| TEXT PROVIDED |
● ● ● ● ● ● ●
10    Thirdly, s 351(1) of the FW Act prohibits the taking of adverse action against an employee, including because of an employee’s pregnancy and because of an employee’s family responsibilities. I am satisfied of three contraventions of s 351(1) of the FW Act as follows:

(a)    Dalley Holdings took adverse action against Ms Jelcic because of Ms Jelcic’s pregnancy by failing to take all reasonable steps to give Ms Jelcic information about and an opportunity to discuss the effect of decisions which Dalley Holdings made while Ms Jelcic was on maternity leave, and which had a significant effect on the status or pay of Ms Jelcic’s pre-parental leave position;

(b)    Dalley Holdings took adverse action against Ms Jelcic because of Ms Jelcic’s pregnancy by failing to permit her to return to her pre-parental leave position upon completion of her maternity leave; and

(c)    Dalley Holdings took adverse action against Ms Jelcic because of Ms Jelcic’s family or carer’s responsibilities by requiring that Ms Jelcic perform only sleepover shifts in order to return to work upon completion of her maternity leave.
● ● ● ● ● ● ●
(Layout element entries)

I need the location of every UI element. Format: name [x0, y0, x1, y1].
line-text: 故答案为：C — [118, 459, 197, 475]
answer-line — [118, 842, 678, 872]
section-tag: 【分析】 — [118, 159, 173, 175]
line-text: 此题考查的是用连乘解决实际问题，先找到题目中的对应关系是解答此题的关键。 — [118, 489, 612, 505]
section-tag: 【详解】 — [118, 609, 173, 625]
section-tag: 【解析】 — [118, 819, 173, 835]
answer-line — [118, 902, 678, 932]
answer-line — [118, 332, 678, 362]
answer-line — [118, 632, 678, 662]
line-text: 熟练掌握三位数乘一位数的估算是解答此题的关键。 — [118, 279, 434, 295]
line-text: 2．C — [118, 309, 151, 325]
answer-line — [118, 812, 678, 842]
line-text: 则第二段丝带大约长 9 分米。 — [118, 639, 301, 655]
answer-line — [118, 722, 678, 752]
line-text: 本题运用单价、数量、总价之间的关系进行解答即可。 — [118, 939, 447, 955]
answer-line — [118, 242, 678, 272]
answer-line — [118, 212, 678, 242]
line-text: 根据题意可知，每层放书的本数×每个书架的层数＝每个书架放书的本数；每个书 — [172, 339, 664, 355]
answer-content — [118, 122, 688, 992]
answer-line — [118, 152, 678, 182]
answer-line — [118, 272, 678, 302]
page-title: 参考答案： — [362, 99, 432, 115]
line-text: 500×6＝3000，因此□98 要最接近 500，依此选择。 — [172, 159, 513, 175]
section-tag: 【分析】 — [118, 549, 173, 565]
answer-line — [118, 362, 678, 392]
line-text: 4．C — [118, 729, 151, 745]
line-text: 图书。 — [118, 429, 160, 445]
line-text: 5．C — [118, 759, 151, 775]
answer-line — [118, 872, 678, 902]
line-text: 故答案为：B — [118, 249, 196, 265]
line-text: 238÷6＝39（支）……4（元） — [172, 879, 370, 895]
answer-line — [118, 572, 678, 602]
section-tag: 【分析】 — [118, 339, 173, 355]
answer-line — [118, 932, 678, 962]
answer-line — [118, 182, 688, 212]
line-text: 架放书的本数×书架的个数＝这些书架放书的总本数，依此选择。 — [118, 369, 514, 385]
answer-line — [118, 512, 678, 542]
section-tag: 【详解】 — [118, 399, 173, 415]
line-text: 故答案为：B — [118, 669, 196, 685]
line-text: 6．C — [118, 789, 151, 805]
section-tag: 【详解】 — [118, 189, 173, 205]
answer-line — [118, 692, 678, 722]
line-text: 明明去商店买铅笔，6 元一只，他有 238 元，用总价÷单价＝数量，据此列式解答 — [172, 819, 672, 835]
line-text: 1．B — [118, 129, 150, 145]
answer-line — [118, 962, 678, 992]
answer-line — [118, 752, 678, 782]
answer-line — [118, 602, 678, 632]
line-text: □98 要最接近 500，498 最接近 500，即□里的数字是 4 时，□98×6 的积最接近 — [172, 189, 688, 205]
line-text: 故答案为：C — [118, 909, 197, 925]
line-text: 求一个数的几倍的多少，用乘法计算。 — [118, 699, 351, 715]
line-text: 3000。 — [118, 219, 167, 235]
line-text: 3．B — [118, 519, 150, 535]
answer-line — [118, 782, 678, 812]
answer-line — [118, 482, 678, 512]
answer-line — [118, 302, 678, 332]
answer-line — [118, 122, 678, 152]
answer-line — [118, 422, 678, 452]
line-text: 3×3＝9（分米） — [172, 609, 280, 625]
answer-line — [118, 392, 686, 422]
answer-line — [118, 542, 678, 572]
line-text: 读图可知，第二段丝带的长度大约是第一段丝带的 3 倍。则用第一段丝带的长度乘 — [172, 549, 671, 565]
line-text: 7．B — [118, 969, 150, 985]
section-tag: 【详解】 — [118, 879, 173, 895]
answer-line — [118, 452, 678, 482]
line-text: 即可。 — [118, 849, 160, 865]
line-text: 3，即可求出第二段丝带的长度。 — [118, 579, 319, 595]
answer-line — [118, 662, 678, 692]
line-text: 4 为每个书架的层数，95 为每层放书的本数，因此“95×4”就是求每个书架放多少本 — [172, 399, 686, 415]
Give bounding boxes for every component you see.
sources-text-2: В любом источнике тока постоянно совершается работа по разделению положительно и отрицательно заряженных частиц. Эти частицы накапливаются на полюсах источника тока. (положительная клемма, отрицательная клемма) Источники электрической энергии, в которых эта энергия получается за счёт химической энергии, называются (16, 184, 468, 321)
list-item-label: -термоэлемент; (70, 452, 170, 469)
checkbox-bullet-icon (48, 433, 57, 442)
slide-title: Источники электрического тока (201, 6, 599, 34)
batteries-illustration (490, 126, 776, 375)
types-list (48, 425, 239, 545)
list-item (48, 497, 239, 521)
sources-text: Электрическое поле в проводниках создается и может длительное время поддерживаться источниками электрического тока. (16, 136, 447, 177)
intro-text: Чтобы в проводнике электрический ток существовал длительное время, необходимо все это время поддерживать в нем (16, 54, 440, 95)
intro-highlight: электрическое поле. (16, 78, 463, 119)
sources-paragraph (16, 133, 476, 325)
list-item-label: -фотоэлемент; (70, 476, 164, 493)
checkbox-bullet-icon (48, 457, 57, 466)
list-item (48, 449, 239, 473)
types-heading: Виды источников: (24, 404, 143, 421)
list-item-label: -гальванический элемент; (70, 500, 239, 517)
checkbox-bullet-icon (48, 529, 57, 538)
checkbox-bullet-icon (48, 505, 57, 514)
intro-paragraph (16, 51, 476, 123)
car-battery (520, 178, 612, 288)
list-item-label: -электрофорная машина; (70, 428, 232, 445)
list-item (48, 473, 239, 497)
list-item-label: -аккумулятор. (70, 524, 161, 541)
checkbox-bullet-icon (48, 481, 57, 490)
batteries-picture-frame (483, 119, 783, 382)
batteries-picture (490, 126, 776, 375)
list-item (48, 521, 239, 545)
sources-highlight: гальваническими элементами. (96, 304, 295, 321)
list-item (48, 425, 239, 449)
● ● ● ● ● ● ●
| WHAT YOU SHOULD DO |
Copy out the passage from the court findings on adverse action, everything from "(a)    Dalley Holdings took" down to "her maternity leave.".

| SOLUTION FOR THIS EXERCISE |
(a)    Dalley Holdings took adverse action against Ms Jelcic because of Ms Jelcic’s pregnancy by failing to take all reasonable steps to give Ms Jelcic information about and an opportunity to discuss the effect of decisions which Dalley Holdings made while Ms Jelcic was on maternity leave, and which had a significant effect on the status or pay of Ms Jelcic’s pre-parental leave position;

(b)    Dalley Holdings took adverse action against Ms Jelcic because of Ms Jelcic’s pregnancy by failing to permit her to return to her pre-parental leave position upon completion of her maternity leave; and

(c)    Dalley Holdings took adverse action against Ms Jelcic because of Ms Jelcic’s family or carer’s responsibilities by requiring that Ms Jelcic perform only sleepover shifts in order to return to work upon completion of her maternity leave.